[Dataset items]
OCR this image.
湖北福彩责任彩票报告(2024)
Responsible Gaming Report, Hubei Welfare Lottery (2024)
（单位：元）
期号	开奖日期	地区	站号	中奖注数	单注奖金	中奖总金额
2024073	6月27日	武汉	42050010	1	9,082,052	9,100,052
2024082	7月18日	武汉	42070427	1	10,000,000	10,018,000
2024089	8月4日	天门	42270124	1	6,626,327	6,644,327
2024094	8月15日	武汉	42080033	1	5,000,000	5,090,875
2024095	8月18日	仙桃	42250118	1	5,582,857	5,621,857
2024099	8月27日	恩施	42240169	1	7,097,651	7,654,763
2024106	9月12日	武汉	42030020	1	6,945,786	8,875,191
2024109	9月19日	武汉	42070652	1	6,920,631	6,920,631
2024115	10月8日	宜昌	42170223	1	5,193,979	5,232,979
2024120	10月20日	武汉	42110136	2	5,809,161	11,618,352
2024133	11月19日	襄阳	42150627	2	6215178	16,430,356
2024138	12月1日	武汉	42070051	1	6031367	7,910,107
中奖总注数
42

*TO DO*: Nothing should be changed: write out all of the data as is.

*RESULT FOR THIS EXERCISE*:
OCR this image.
湖北福彩责任彩票报告(2024)
Responsible Gaming Report, Hubei Welfare Lottery (2024)
（单位：元）
期号	开奖日期	地区	站号	中奖注数	单注奖金	中奖总金额
2024073	6月27日	武汉	42050010	1	9,082,052	9,100,052
2024082	7月18日	武汉	42070427	1	10,000,000	10,018,000
2024089	8月4日	天门	42270124	1	6,626,327	6,644,327
2024094	8月15日	武汉	42080033	1	5,000,000	5,090,875
2024095	8月18日	仙桃	42250118	1	5,582,857	5,621,857
2024099	8月27日	恩施	42240169	1	7,097,651	7,654,763
2024106	9月12日	武汉	42030020	1	6,945,786	8,875,191
2024109	9月19日	武汉	42070652	1	6,920,631	6,920,631
2024115	10月8日	宜昌	42170223	1	5,193,979	5,232,979
2024120	10月20日	武汉	42110136	2	5,809,161	11,618,352
2024133	11月19日	襄阳	42150627	2	6215178	16,430,356
2024138	12月1日	武汉	42070051	1	6031367	7,910,107
中奖总注数
42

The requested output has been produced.